__Problem statement__: Find the lines containing the word "Assessment" and copy every one of them.

### Dataset extract ###

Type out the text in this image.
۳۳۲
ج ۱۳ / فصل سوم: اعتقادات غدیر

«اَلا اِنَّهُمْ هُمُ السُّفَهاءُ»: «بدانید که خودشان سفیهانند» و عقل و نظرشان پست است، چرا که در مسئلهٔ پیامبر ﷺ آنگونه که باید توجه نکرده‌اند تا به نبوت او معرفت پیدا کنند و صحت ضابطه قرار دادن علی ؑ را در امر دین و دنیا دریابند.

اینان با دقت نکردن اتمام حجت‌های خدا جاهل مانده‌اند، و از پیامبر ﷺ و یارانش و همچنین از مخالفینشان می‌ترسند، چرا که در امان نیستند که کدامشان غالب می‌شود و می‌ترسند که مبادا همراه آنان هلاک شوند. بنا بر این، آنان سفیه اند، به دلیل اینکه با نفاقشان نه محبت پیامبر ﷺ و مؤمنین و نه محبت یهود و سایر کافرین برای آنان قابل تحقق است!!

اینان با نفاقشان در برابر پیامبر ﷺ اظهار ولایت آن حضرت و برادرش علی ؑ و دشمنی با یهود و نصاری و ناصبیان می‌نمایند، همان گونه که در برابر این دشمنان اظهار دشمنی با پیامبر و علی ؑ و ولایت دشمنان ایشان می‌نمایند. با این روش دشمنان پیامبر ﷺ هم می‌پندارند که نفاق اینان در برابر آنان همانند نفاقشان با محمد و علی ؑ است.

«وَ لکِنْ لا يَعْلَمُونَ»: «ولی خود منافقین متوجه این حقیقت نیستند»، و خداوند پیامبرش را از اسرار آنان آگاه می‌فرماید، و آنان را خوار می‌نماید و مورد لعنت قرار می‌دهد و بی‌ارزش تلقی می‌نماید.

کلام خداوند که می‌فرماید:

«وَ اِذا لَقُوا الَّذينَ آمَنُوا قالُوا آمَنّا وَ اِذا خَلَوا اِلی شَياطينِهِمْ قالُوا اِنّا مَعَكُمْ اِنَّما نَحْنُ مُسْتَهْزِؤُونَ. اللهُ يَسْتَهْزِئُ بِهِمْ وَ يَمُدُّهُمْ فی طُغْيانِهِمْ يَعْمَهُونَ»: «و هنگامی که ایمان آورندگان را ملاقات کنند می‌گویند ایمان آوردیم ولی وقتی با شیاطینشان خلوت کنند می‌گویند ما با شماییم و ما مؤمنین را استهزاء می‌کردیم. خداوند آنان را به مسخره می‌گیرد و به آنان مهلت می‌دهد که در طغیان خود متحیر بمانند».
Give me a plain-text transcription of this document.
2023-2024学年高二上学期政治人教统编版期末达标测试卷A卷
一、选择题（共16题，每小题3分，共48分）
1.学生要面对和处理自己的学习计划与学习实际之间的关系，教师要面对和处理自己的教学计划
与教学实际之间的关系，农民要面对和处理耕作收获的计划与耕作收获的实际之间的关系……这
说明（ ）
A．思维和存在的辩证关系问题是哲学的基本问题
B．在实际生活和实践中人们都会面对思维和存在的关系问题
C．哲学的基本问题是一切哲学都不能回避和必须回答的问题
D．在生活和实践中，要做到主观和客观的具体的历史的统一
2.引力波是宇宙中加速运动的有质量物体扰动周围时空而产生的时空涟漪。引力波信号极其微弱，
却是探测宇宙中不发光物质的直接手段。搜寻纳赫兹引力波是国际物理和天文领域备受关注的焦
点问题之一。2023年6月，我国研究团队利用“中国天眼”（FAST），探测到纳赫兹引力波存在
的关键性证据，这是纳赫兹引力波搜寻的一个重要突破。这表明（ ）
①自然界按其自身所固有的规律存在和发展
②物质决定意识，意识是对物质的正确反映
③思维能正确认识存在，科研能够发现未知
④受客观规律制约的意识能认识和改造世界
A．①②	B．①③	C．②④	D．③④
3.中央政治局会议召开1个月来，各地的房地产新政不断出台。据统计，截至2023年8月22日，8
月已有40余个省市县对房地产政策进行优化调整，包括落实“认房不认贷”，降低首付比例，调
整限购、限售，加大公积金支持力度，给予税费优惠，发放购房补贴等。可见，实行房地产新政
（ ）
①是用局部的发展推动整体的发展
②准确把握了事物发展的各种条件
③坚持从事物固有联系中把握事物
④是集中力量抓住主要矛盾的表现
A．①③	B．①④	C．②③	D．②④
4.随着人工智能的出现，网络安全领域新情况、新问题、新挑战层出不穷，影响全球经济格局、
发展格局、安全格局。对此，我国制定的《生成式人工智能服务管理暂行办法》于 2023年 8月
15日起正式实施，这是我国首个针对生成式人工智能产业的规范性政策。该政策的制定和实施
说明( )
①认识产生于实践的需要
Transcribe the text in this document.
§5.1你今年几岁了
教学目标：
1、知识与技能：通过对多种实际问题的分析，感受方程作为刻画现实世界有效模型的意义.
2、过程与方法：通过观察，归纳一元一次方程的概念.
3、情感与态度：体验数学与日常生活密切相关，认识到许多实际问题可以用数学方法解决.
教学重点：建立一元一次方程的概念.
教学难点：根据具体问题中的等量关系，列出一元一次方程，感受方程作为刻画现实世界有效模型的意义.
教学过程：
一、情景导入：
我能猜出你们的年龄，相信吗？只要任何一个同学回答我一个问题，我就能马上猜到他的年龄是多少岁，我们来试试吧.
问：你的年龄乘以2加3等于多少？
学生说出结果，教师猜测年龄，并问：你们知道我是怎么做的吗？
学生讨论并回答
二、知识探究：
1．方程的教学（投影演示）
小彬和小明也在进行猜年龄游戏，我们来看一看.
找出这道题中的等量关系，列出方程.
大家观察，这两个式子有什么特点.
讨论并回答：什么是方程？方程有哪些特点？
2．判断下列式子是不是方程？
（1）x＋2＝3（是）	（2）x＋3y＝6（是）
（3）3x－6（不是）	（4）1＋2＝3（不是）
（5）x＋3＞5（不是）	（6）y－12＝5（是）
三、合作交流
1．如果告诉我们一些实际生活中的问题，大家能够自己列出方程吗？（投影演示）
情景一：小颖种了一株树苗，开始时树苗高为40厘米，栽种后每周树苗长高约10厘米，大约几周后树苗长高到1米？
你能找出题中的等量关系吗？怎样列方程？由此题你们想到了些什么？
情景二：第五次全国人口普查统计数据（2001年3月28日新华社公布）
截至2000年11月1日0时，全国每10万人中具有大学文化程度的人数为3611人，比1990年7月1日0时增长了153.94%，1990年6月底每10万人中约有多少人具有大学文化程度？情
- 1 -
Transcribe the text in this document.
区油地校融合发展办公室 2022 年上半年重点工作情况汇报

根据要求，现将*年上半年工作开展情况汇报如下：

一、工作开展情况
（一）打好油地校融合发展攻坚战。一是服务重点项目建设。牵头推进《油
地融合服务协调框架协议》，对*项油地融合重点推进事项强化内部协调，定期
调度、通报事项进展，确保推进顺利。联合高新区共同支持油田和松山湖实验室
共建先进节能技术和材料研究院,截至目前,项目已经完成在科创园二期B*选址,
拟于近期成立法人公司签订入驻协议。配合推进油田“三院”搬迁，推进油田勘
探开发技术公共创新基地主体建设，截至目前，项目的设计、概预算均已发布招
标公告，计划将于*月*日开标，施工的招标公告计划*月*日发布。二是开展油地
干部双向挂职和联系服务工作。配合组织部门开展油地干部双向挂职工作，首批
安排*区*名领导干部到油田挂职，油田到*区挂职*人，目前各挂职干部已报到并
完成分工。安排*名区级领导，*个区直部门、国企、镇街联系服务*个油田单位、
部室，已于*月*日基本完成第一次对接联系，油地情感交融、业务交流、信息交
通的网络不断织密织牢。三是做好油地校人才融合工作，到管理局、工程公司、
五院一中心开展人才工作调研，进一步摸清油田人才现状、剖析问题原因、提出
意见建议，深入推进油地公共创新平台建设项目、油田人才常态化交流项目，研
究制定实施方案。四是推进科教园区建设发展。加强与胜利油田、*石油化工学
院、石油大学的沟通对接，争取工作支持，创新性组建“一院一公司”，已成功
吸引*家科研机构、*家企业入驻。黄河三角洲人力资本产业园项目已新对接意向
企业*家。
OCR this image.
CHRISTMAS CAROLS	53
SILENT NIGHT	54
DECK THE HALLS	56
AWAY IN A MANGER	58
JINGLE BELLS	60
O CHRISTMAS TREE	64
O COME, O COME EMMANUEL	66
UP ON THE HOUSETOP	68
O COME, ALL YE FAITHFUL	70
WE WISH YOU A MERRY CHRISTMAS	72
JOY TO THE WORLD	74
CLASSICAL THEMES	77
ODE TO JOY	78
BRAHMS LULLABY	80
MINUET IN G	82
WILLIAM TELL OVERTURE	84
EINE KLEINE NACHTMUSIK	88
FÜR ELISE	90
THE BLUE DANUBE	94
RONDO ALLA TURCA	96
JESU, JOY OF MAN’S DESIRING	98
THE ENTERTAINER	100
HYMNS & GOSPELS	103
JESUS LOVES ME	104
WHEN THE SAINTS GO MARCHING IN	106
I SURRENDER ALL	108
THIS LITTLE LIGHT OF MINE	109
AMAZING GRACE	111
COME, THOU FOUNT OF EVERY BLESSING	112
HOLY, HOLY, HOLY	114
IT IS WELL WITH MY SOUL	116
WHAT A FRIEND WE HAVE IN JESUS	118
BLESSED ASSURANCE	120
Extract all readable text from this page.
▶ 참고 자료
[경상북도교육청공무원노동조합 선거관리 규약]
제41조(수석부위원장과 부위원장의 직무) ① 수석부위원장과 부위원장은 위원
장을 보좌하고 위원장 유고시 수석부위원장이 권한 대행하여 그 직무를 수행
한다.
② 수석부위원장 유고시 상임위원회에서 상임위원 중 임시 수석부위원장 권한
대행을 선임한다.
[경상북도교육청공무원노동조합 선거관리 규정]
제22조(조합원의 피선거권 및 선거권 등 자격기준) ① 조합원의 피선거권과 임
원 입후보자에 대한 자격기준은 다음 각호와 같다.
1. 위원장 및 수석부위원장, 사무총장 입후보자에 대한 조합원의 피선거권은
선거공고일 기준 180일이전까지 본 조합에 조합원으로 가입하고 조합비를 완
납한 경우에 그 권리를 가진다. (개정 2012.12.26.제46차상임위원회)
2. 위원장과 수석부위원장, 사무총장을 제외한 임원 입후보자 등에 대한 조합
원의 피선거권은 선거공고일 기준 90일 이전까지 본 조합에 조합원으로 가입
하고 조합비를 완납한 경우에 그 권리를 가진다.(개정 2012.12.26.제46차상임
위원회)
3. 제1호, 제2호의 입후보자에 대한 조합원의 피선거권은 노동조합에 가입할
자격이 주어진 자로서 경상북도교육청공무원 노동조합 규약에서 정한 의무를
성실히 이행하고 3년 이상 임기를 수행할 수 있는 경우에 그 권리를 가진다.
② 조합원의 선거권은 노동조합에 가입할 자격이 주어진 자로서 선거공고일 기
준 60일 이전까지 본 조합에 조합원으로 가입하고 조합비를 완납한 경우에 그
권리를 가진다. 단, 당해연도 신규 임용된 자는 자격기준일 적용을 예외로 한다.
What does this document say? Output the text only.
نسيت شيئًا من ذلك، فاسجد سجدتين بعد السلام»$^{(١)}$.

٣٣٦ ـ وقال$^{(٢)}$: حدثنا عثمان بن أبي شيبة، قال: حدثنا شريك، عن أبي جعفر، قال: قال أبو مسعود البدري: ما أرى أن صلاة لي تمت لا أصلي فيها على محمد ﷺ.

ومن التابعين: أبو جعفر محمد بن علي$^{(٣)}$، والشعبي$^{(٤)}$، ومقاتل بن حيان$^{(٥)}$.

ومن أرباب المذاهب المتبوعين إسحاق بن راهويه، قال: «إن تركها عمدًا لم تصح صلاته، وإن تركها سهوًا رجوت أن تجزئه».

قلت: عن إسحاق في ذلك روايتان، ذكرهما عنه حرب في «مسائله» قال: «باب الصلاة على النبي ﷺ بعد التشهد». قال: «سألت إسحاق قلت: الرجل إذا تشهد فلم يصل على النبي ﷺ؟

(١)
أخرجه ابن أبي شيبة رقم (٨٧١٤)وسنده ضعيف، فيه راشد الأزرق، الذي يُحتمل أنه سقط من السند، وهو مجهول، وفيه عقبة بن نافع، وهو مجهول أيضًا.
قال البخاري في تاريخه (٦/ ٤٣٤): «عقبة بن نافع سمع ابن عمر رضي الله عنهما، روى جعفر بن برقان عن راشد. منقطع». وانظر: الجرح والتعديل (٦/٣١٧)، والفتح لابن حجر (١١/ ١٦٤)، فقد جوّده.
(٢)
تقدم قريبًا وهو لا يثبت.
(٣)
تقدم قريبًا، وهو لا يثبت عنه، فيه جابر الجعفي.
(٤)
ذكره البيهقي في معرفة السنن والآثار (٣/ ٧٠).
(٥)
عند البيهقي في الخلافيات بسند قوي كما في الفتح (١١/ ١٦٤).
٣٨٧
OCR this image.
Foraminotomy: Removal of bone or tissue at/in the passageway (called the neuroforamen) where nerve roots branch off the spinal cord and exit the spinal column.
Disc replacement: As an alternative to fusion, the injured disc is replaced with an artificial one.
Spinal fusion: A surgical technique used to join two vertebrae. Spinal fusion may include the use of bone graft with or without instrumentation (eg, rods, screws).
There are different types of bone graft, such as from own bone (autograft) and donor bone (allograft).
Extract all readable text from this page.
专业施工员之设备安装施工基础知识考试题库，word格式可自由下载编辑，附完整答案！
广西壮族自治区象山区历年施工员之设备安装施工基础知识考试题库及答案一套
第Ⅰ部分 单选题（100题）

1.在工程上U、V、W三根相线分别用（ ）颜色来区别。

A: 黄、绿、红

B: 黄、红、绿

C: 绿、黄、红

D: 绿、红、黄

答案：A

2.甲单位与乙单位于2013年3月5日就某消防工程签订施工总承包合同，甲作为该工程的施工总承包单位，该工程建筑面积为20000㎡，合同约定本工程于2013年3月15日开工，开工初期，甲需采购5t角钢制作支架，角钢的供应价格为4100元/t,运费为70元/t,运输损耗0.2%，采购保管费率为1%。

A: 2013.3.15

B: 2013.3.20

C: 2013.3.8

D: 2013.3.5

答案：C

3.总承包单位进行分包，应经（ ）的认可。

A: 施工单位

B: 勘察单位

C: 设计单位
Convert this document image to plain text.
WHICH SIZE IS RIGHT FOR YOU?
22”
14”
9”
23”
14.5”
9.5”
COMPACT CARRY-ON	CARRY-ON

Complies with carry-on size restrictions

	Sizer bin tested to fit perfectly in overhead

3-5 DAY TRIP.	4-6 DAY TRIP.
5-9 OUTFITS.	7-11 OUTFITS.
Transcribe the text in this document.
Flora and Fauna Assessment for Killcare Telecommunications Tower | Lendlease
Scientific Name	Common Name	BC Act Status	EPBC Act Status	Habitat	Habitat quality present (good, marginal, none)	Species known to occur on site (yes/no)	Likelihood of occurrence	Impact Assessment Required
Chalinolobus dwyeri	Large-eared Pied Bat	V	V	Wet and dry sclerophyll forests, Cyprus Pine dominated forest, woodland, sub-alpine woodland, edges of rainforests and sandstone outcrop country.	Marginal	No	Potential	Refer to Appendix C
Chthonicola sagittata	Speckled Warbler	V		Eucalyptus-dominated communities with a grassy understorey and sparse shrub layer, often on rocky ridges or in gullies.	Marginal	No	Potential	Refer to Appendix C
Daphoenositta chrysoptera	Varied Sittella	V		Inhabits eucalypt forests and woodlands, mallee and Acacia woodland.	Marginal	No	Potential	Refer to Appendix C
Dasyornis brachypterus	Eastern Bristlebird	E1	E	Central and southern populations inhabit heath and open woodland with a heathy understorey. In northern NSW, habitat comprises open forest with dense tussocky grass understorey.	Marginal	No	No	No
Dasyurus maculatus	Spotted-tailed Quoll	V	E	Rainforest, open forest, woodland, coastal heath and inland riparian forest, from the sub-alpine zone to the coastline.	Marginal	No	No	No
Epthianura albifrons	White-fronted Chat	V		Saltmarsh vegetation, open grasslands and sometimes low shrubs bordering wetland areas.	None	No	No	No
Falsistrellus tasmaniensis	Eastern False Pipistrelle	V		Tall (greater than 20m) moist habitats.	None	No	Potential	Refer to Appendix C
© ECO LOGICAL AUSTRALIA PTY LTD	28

###

__Expected answer__:
Flora and Fauna Assessment for Killcare Telecommunications Tower | Lendlease
Scientific Name	Common Name	BC Act Status	EPBC Act Status	Habitat	Habitat quality present (good, marginal, none)	Species known to occur on site (yes/no)	Likelihood of occurrence	Impact Assessment Required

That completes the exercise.